Supplied text:

Now, how fun is that?

Rene

#5 Re: Help Me ! » How to find Opposite and Adjacent with only Hypotenuse and an Angle? » 2021-10-17 02:15:43

I approach these kind of problems as a puzzle (like someone else would do Sudoku or Word-Feud). I'm posting this, so others can see how this could be done and to summerize my thoughts...

Here it goes:

Inside a main window ABCD:
I want ribbon GFEC placed in the top (= 0), right (= 0) corner of the webpage,
rotated 30 degrees around point G (transform-origin: bottom right).

- on small displays (320px, mobile) it is width = 180, height = 24
- on large displays (1920px, desktop) it is width = 260, height = 32
- font size = 10 on 320px displays and font size = 16 on 1280px displays

For the above sizes we use the point slope form of y = mx + b, using points (x1,y1)(x2,y2)

- width uses points p1(320,180) and p2(1920,260) => line f
- height uses points p3(320,24) and p4(1920,32) => line e
- font-size uses points p5(320,10) and p6(1280,16) => not mentioned, just here to be complete.

Equation for sizes: y = y1 + (y2 - y1) / (x2 - x1) * (100vmin - x1)
where 100vmin means: 100% of the current viewport minimum(height, width), the variable that does the scaling upon browser resize.

After rotation resulting ribbon position GF'E'C' must be moved down so point F is on line AC (top of main window).
- where top = width * sin(30) - height
As we cannot use CSS attributes 'width' and 'height' in calculations, we need to substitute them with their respective point-slope forms. Something like:

- ribbon top = (y1 + (y2 - y1) / (x2 - x1) * (100vmin - x1)) * sin(30) - (y3 + (y4 - y3) / (x4 - x3) * (100vmin - x3))

As discussed earlier: Trigonometry in CSS

I still need to program this and verify the above logic. Will report back later.

Rene

#6 Re: Help Me ! » How to find Opposite and Adjacent with only Hypotenuse and an Angle? » 2021-10-17 01:10:19

Yep, point F' of GF'E'C' has to end up at line EC.

Now, to position some element in CSS with coordinates is massively counter intuitive. In fact, an element gets moved up/down/left/right by assigning a value to its top/bottom/left/right attributes. This differs from the usual local or world coordinates to position some graphic object.
Furthermore, the top/bottom/left/right attributes of an element are also used to define a size (next to width/height attributes), all depending on the elements' purpose.

While I would highly appreciate an example, unless you know how positioning works in CSS this could become quite messy.

Consider the following:

The large rectangle (browser window, ABCD) is 1920 wide, 1200 tall (my PC display)
And original rectangle (GFEC) is 300x50.

To position GFEC in the top/right corner its attributes would be:
- top: 0
- right: 0
- width: 300
- height: 50

Instead of  width: 300 and height: 50
I could have used left: 1620 (being 1920-300) and bottom: 1150 (1200-50).

This is all about CSS 'relative positioning' compared to math/2D/3D 'absolute positioning'.

So, yes please, unless you lack the proper CSS knowledge. I wouldn't want you to lose sleep over this....as you said, my math should work already...

Rene

#7 Re: Help Me ! » How to find Opposite and Adjacent with only Hypotenuse and an Angle? » 2021-10-16 20:50:31

Now that I know that I'm looking for 'CSS trigonometric functions' I learned that CSS will have those functions available in the foreseeable future.

Extracted records:

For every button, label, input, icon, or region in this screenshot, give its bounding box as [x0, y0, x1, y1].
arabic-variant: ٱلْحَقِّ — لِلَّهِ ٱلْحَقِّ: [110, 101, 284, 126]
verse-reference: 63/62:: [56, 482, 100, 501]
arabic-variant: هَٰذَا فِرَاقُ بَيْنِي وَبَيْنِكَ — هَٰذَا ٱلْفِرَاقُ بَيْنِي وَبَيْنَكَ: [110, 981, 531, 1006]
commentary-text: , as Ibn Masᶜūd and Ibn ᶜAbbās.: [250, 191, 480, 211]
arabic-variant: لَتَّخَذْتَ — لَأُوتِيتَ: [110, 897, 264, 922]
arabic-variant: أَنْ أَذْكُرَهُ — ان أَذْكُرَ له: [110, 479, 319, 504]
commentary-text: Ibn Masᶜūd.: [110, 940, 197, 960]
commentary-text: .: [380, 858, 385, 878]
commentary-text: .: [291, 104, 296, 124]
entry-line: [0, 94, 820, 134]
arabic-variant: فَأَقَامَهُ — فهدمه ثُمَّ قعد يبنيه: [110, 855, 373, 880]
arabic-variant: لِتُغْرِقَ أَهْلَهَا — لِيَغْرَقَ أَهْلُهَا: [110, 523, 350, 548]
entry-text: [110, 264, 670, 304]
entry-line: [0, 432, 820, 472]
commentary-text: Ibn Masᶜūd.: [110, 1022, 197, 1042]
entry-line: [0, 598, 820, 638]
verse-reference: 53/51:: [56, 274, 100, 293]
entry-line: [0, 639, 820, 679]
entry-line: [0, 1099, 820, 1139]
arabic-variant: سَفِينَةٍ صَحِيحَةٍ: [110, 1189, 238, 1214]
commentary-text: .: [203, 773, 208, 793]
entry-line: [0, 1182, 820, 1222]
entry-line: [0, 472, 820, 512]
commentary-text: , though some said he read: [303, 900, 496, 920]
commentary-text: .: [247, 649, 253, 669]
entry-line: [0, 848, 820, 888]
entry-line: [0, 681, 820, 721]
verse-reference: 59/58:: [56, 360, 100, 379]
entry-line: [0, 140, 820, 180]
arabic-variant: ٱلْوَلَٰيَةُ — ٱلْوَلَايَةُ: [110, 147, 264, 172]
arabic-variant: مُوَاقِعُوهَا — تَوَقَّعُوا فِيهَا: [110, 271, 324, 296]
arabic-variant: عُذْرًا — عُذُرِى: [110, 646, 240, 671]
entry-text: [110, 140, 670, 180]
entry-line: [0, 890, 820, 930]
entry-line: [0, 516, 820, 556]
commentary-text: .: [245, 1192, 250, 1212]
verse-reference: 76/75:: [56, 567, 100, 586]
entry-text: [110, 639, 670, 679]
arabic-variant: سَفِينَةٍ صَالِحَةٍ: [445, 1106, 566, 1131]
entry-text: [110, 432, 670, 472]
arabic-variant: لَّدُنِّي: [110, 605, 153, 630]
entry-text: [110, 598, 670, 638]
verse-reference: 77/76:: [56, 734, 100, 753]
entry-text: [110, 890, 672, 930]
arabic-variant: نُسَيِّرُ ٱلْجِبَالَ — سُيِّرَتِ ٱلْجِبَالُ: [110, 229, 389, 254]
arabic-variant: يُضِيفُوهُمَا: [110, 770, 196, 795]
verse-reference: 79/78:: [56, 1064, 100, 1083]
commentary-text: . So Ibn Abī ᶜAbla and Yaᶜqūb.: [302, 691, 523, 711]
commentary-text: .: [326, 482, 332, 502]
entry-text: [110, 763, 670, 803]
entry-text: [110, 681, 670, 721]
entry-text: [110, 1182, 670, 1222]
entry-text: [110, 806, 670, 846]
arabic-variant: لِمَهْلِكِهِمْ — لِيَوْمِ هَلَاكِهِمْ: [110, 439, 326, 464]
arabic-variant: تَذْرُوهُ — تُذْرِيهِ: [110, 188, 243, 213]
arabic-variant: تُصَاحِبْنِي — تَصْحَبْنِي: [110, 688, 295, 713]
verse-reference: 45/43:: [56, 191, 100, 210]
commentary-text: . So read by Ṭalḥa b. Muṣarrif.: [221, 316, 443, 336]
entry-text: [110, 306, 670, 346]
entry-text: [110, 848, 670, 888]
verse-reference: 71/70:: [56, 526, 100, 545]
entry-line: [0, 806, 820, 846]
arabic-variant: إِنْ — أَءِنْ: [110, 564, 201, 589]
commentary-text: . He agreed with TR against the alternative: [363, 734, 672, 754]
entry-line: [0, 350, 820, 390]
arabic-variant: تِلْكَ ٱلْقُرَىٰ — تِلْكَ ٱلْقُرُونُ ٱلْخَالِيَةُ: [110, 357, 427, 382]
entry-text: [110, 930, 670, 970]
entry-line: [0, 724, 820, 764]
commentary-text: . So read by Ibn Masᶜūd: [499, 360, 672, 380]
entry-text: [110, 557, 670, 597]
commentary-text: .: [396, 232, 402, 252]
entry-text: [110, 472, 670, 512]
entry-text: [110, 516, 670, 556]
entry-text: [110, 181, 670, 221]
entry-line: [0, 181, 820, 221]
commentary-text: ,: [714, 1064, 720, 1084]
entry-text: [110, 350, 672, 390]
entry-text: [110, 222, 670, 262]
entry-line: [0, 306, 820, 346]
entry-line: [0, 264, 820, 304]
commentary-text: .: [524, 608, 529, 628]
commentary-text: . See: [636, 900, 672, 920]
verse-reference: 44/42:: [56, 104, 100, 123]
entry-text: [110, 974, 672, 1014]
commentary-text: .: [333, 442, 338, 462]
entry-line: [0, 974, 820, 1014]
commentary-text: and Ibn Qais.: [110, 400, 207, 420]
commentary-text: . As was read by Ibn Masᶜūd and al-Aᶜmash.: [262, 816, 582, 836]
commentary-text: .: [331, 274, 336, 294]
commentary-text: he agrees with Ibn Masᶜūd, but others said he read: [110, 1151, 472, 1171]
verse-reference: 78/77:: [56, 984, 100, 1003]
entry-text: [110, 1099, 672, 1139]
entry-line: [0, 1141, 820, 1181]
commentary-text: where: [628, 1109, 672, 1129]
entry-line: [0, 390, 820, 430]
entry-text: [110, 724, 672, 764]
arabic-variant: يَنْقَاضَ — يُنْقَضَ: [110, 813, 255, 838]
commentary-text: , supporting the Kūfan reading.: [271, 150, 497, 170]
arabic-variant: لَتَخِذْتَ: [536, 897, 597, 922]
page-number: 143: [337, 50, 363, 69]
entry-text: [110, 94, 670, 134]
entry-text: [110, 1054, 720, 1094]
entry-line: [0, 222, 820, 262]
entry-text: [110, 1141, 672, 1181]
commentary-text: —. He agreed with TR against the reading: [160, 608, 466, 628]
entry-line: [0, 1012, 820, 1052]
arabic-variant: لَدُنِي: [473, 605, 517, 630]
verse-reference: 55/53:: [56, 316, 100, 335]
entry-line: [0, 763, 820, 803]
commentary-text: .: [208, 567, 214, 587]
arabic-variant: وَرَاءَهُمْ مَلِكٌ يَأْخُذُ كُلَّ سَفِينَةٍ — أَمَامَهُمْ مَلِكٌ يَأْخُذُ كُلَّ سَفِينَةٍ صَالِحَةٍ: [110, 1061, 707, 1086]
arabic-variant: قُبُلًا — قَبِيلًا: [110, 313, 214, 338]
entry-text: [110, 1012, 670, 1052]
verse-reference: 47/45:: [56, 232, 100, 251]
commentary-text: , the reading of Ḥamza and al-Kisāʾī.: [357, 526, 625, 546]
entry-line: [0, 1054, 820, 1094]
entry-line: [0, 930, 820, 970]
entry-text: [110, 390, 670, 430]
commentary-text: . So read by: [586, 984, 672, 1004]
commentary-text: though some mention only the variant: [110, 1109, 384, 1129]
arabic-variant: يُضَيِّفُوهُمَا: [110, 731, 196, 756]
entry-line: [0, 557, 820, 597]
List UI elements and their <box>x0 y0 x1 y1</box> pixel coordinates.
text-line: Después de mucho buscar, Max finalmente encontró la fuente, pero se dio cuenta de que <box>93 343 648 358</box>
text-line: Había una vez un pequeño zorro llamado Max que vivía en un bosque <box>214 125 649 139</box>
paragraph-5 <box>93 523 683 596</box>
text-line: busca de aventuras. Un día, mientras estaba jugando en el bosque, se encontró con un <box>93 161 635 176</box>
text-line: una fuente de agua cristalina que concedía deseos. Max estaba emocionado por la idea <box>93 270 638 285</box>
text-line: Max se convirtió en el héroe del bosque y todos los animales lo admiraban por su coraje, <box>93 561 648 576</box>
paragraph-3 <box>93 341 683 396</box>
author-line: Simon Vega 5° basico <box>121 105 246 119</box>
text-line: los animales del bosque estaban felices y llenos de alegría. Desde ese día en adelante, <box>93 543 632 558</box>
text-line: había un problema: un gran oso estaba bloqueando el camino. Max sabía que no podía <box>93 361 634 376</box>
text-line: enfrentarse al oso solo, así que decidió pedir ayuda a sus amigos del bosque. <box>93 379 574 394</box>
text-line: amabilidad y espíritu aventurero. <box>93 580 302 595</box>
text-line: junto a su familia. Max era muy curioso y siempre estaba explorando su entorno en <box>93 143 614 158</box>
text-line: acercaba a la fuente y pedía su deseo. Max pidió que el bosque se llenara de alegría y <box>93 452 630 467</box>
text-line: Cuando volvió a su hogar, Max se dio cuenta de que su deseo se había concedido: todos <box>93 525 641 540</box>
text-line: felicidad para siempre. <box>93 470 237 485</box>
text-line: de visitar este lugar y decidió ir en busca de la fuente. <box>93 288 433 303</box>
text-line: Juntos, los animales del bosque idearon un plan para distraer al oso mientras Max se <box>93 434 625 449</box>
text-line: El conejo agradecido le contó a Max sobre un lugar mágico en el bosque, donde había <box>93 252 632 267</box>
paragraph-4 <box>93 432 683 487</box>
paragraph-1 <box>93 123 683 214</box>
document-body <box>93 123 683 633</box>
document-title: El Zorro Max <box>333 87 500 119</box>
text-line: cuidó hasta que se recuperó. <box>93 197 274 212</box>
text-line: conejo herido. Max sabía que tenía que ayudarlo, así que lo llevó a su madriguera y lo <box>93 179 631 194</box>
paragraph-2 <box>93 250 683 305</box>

Your tasks:
**1)** In the forum thread about positioning a rotated ribbon with CSS, list every labeled point (p1, p2, and so on) along with the coordinates it is given.
**2)** Carry on the forum thread about positioning a rotated ribbon with CSS, starting after its final sentence.

Exercise results:
**1)** p1(320,180), p2(1920,260), p3(320,24), p4(1920,32), p5(320,10), p6(1280,16)

**2)**
Awaiting those, in the mean time someone else did the hard work and created a 'Trigonometry in CSS - generator' on Codepen, making my life so much easier.

And wadda you know, I can calculate the factorials manually (duh! ...headslapping myself now...) and use those values.

Checking my image above, the final solution would be: movement = hypotenuse * sin(angle) - height of rectangle
(a1 = c1 * sin(angle1) and e = result of y=mx+b => movement = a1 - e)

Is that correct?

Rene

#8 Re: Help Me ! » How to find Opposite and Adjacent with only Hypotenuse and an Angle? » 2021-10-16 11:07:35

Newton already? Go figure...

I went to read the docs you suggested, didn't you hear me scream??

Thanks for your help and insight thusfar, I'll report back in this post as soon I've got something useful to add. Although, I expect not being able to introduce Factorials into CSS, but who knows...

Laterzz!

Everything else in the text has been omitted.